▶ **What you will do**: Write out all of the data exactly as it appears.

▶ **Data shown**:
------------------------------

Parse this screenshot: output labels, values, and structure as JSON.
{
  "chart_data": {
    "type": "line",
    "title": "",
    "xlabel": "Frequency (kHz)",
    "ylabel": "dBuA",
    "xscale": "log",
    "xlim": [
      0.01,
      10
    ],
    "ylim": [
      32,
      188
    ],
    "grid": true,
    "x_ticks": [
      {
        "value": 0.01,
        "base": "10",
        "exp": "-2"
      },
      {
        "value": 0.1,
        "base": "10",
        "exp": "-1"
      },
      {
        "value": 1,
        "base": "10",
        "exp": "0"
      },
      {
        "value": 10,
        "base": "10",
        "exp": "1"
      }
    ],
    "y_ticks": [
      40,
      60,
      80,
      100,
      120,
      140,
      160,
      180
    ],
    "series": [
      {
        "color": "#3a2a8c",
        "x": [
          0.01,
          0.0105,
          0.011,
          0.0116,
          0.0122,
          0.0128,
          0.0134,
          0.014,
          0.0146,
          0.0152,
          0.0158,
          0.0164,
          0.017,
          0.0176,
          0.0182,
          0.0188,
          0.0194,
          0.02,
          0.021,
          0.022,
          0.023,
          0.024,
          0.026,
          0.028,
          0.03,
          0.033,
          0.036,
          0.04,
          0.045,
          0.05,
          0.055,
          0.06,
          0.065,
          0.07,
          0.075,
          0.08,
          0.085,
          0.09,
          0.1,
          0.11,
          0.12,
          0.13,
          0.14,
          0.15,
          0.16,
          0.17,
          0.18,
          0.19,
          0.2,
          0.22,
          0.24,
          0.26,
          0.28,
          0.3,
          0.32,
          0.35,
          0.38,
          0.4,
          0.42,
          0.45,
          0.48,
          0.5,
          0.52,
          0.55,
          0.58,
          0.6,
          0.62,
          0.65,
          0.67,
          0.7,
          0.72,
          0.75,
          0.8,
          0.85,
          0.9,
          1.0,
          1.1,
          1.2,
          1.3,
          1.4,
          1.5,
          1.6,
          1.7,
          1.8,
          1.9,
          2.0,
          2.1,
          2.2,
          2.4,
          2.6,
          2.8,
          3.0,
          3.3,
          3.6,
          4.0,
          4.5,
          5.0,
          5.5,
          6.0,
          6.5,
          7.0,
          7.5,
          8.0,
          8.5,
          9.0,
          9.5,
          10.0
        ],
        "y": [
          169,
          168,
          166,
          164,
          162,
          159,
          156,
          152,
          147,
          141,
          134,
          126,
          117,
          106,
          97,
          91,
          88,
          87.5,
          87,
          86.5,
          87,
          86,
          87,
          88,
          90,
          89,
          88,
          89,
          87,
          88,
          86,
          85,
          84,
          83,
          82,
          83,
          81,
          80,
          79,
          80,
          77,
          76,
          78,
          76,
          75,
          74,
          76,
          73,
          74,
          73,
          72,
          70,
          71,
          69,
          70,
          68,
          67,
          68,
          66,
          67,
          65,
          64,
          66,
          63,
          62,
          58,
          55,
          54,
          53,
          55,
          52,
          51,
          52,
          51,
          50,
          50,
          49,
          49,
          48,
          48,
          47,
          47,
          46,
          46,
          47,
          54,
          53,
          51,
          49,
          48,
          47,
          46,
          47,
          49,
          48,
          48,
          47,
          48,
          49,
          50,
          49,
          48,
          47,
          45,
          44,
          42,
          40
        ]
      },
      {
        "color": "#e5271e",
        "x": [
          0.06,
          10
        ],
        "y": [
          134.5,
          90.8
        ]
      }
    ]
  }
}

------------------------------

▶ **Written response**:
Parse this screenshot: output labels, values, and structure as JSON.
{
  "chart_data": {
    "type": "line",
    "title": "",
    "xlabel": "Frequency (kHz)",
    "ylabel": "dBuA",
    "xscale": "log",
    "xlim": [
      0.01,
      10
    ],
    "ylim": [
      32,
      188
    ],
    "grid": true,
    "x_ticks": [
      {
        "value": 0.01,
        "base": "10",
        "exp": "-2"
      },
      {
        "value": 0.1,
        "base": "10",
        "exp": "-1"
      },
      {
        "value": 1,
        "base": "10",
        "exp": "0"
      },
      {
        "value": 10,
        "base": "10",
        "exp": "1"
      }
    ],
    "y_ticks": [
      40,
      60,
      80,
      100,
      120,
      140,
      160,
      180
    ],
    "series": [
      {
        "color": "#3a2a8c",
        "x": [
          0.01,
          0.0105,
          0.011,
          0.0116,
          0.0122,
          0.0128,
          0.0134,
          0.014,
          0.0146,
          0.0152,
          0.0158,
          0.0164,
          0.017,
          0.0176,
          0.0182,
          0.0188,
          0.0194,
          0.02,
          0.021,
          0.022,
          0.023,
          0.024,
          0.026,
          0.028,
          0.03,
          0.033,
          0.036,
          0.04,
          0.045,
          0.05,
          0.055,
          0.06,
          0.065,
          0.07,
          0.075,
          0.08,
          0.085,
          0.09,
          0.1,
          0.11,
          0.12,
          0.13,
          0.14,
          0.15,
          0.16,
          0.17,
          0.18,
          0.19,
          0.2,
          0.22,
          0.24,
          0.26,
          0.28,
          0.3,
          0.32,
          0.35,
          0.38,
          0.4,
          0.42,
          0.45,
          0.48,
          0.5,
          0.52,
          0.55,
          0.58,
          0.6,
          0.62,
          0.65,
          0.67,
          0.7,
          0.72,
          0.75,
          0.8,
          0.85,
          0.9,
          1.0,
          1.1,
          1.2,
          1.3,
          1.4,
          1.5,
          1.6,
          1.7,
          1.8,
          1.9,
          2.0,
          2.1,
          2.2,
          2.4,
          2.6,
          2.8,
          3.0,
          3.3,
          3.6,
          4.0,
          4.5,
          5.0,
          5.5,
          6.0,
          6.5,
          7.0,
          7.5,
          8.0,
          8.5,
          9.0,
          9.5,
          10.0
        ],
        "y": [
          169,
          168,
          166,
          164,
          162,
          159,
          156,
          152,
          147,
          141,
          134,
          126,
          117,
          106,
          97,
          91,
          88,
          87.5,
          87,
          86.5,
          87,
          86,
          87,
          88,
          90,
          89,
          88,
          89,
          87,
          88,
          86,
          85,
          84,
          83,
          82,
          83,
          81,
          80,
          79,
          80,
          77,
          76,
          78,
          76,
          75,
          74,
          76,
          73,
          74,
          73,
          72,
          70,
          71,
          69,
          70,
          68,
          67,
          68,
          66,
          67,
          65,
          64,
          66,
          63,
          62,
          58,
          55,
          54,
          53,
          55,
          52,
          51,
          52,
          51,
          50,
          50,
          49,
          49,
          48,
          48,
          47,
          47,
          46,
          46,
          47,
          54,
          53,
          51,
          49,
          48,
          47,
          46,
          47,
          49,
          48,
          48,
          47,
          48,
          49,
          50,
          49,
          48,
          47,
          45,
          44,
          42,
          40
        ]
      },
      {
        "color": "#e5271e",
        "x": [
          0.06,
          10
        ],
        "y": [
          134.5,
          90.8
        ]
      }
    ]
  }
}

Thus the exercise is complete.